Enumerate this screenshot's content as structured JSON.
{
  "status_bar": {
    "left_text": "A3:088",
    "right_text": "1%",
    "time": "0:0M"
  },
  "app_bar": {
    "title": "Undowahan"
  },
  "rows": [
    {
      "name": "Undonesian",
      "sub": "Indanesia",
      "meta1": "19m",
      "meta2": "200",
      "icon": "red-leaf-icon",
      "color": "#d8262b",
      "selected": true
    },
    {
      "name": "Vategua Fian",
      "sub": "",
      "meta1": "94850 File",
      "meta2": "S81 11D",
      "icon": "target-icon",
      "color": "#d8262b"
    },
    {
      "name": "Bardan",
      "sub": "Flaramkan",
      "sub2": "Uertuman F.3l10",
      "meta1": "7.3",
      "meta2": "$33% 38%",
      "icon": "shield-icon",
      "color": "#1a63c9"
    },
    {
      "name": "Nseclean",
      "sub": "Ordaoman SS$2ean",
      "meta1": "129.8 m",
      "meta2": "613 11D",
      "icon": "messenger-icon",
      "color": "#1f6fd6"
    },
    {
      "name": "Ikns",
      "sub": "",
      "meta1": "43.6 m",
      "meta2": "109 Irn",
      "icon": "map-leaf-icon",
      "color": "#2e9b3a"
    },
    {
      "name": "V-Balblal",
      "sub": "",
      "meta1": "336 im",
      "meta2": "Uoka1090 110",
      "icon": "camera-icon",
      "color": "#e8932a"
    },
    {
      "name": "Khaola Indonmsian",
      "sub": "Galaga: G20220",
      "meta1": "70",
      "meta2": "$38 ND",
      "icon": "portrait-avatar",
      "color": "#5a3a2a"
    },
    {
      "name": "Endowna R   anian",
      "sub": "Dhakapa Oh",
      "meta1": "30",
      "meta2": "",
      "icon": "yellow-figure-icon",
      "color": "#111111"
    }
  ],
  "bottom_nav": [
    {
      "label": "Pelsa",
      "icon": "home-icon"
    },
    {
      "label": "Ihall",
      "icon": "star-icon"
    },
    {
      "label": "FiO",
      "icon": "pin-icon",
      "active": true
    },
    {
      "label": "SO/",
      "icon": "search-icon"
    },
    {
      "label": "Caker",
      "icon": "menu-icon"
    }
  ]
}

= = = =

SHORT TASK -> Each record above should be output again exactly.

EXPECTED ANSWER ->
Enumerate this screenshot's content as structured JSON.
{
  "status_bar": {
    "left_text": "A3:088",
    "right_text": "1%",
    "time": "0:0M"
  },
  "app_bar": {
    "title": "Undowahan"
  },
  "rows": [
    {
      "name": "Undonesian",
      "sub": "Indanesia",
      "meta1": "19m",
      "meta2": "200",
      "icon": "red-leaf-icon",
      "color": "#d8262b",
      "selected": true
    },
    {
      "name": "Vategua Fian",
      "sub": "",
      "meta1": "94850 File",
      "meta2": "S81 11D",
      "icon": "target-icon",
      "color": "#d8262b"
    },
    {
      "name": "Bardan",
      "sub": "Flaramkan",
      "sub2": "Uertuman F.3l10",
      "meta1": "7.3",
      "meta2": "$33% 38%",
      "icon": "shield-icon",
      "color": "#1a63c9"
    },
    {
      "name": "Nseclean",
      "sub": "Ordaoman SS$2ean",
      "meta1": "129.8 m",
      "meta2": "613 11D",
      "icon": "messenger-icon",
      "color": "#1f6fd6"
    },
    {
      "name": "Ikns",
      "sub": "",
      "meta1": "43.6 m",
      "meta2": "109 Irn",
      "icon": "map-leaf-icon",
      "color": "#2e9b3a"
    },
    {
      "name": "V-Balblal",
      "sub": "",
      "meta1": "336 im",
      "meta2": "Uoka1090 110",
      "icon": "camera-icon",
      "color": "#e8932a"
    },
    {
      "name": "Khaola Indonmsian",
      "sub": "Galaga: G20220",
      "meta1": "70",
      "meta2": "$38 ND",
      "icon": "portrait-avatar",
      "color": "#5a3a2a"
    },
    {
      "name": "Endowna R   anian",
      "sub": "Dhakapa Oh",
      "meta1": "30",
      "meta2": "",
      "icon": "yellow-figure-icon",
      "color": "#111111"
    }
  ],
  "bottom_nav": [
    {
      "label": "Pelsa",
      "icon": "home-icon"
    },
    {
      "label": "Ihall",
      "icon": "star-icon"
    },
    {
      "label": "FiO",
      "icon": "pin-icon",
      "active": true
    },
    {
      "label": "SO/",
      "icon": "search-icon"
    },
    {
      "label": "Caker",
      "icon": "menu-icon"
    }
  ]
}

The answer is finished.